• Directions:
Identify every line in the records below that contains the word "đẳng", and copy each of those lines.

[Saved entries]
>>>>
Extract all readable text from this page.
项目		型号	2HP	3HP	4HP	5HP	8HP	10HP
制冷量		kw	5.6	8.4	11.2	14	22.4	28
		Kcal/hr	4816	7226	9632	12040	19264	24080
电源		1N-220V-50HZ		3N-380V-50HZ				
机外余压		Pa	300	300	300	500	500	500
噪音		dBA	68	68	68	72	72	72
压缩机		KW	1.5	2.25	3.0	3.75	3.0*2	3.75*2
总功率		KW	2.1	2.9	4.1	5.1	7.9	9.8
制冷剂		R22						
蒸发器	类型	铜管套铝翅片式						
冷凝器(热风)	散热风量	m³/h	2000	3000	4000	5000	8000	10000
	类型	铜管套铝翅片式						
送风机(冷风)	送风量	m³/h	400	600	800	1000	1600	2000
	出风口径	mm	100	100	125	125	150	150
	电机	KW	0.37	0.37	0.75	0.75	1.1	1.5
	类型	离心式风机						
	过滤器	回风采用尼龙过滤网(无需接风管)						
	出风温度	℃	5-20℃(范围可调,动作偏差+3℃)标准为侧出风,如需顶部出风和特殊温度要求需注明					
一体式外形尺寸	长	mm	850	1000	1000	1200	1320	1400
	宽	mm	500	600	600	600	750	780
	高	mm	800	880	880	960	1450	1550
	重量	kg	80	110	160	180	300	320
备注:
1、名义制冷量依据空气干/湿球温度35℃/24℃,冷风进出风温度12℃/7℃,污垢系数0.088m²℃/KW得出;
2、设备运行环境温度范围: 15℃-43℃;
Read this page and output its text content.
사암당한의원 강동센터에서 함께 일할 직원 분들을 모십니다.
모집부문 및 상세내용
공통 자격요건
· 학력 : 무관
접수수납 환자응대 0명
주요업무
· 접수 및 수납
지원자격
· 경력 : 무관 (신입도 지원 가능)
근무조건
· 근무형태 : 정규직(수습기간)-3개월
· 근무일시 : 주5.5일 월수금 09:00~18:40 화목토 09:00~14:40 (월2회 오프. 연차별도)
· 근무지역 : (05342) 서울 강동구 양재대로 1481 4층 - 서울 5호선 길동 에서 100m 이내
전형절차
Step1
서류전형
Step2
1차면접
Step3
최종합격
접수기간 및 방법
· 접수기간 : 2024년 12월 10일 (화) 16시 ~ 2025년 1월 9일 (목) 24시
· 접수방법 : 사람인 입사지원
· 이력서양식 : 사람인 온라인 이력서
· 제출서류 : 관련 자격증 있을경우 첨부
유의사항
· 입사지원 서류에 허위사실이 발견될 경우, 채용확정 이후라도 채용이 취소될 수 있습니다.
<<<<
>>>>
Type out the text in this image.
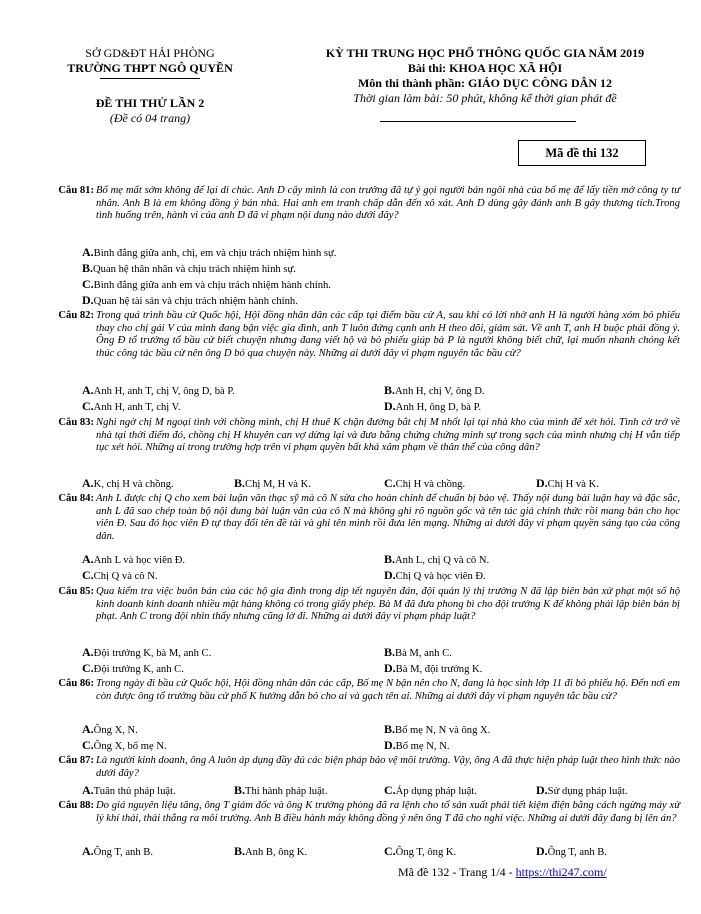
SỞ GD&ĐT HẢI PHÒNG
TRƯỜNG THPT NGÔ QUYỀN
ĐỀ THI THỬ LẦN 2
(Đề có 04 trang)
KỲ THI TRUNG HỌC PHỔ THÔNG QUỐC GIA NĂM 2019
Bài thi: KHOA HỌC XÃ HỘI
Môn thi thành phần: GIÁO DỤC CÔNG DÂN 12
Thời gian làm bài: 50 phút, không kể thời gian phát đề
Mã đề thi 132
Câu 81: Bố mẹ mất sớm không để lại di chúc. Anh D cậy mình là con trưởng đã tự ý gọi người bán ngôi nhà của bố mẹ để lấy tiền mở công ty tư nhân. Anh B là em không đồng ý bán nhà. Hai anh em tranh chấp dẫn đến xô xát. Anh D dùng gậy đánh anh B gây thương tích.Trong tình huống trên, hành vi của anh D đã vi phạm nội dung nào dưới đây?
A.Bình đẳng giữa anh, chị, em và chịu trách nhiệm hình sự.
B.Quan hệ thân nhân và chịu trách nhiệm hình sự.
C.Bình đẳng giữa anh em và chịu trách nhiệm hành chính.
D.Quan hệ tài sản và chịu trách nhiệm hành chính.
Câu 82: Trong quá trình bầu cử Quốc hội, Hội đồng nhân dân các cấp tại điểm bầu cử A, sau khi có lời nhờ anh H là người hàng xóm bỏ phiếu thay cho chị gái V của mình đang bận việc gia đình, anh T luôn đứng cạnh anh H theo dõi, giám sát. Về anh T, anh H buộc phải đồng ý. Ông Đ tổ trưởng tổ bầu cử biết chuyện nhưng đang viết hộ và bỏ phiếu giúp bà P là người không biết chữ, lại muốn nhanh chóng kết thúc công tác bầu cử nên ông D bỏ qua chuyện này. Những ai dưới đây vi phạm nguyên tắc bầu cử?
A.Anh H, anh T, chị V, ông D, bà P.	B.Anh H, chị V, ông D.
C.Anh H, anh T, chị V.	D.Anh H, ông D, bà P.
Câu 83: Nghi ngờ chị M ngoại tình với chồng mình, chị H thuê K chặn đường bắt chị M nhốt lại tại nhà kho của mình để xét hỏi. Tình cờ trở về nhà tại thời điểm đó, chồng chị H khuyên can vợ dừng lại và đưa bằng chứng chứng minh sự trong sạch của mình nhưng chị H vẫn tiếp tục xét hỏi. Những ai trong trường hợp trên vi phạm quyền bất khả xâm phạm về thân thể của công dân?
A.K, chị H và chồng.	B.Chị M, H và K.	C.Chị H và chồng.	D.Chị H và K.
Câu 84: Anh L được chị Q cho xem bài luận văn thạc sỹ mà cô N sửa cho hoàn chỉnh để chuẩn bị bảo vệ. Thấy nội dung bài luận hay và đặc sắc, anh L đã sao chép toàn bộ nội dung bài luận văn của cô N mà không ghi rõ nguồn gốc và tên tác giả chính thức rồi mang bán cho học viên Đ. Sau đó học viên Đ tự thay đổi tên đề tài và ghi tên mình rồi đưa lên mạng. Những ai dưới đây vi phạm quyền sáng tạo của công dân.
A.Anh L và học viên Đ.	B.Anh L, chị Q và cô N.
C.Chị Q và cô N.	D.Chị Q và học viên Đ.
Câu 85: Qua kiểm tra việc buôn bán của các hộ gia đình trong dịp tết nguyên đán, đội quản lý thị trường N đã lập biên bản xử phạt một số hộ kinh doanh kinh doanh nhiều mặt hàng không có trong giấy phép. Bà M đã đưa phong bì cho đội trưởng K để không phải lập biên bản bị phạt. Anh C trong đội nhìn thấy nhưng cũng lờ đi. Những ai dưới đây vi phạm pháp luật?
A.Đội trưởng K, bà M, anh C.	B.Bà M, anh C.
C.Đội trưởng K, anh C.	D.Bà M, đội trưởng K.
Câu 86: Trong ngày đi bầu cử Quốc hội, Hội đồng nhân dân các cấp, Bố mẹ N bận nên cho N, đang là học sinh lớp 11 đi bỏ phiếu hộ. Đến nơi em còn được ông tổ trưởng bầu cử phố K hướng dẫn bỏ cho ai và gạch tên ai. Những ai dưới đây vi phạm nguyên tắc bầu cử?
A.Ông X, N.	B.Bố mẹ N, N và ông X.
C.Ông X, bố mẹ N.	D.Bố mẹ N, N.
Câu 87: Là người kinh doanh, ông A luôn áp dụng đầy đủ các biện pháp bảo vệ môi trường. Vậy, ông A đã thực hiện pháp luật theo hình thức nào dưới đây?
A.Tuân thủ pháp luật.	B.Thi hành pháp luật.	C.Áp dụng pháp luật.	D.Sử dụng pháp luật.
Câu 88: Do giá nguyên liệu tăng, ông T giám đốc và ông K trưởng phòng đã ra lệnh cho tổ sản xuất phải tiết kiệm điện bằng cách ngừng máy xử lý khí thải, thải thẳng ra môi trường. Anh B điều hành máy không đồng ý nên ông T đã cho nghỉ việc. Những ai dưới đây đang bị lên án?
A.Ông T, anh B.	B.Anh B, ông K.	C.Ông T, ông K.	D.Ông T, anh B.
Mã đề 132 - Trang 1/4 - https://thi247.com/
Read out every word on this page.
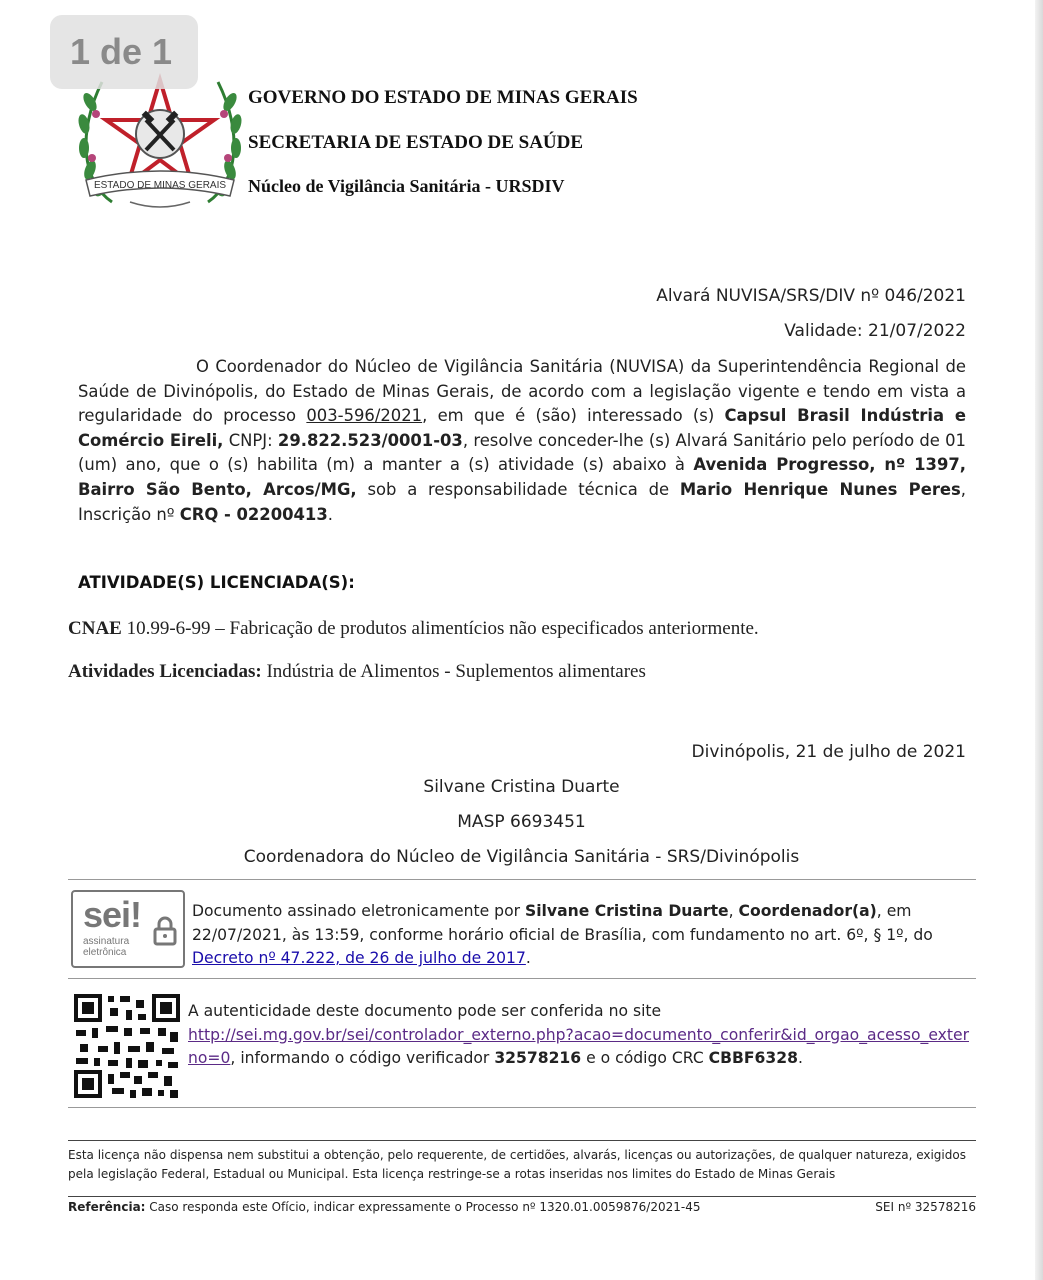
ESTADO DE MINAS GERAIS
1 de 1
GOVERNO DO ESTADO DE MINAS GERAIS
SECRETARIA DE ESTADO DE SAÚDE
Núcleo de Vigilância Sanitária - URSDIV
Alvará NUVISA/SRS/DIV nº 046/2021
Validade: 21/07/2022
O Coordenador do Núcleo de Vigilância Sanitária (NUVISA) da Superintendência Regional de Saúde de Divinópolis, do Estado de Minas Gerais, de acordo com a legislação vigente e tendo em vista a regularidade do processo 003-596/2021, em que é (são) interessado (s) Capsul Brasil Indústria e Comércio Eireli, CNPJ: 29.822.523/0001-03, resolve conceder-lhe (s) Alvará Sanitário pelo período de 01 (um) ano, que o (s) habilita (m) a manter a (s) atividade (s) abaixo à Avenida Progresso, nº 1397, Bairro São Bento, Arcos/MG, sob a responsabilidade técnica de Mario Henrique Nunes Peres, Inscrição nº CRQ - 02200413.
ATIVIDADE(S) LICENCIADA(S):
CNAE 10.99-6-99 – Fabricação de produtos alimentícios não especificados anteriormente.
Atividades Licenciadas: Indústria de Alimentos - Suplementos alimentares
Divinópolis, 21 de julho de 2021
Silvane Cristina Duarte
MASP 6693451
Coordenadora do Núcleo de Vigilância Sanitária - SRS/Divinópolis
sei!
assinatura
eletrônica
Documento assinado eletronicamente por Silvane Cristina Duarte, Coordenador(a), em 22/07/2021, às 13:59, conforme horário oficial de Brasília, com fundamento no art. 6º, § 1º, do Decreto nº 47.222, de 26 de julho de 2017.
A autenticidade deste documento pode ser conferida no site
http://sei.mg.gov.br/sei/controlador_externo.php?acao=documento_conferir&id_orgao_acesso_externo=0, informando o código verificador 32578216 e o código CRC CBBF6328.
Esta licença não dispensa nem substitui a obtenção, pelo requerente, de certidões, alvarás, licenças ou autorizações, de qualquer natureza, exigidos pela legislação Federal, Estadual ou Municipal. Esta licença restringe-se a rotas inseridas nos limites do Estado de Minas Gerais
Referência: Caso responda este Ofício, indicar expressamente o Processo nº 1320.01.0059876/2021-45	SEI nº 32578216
<<<<
• Solved problem:
A.Bình đẳng giữa anh, chị, em và chịu trách nhiệm hình sự.
C.Bình đẳng giữa anh em và chịu trách nhiệm hành chính.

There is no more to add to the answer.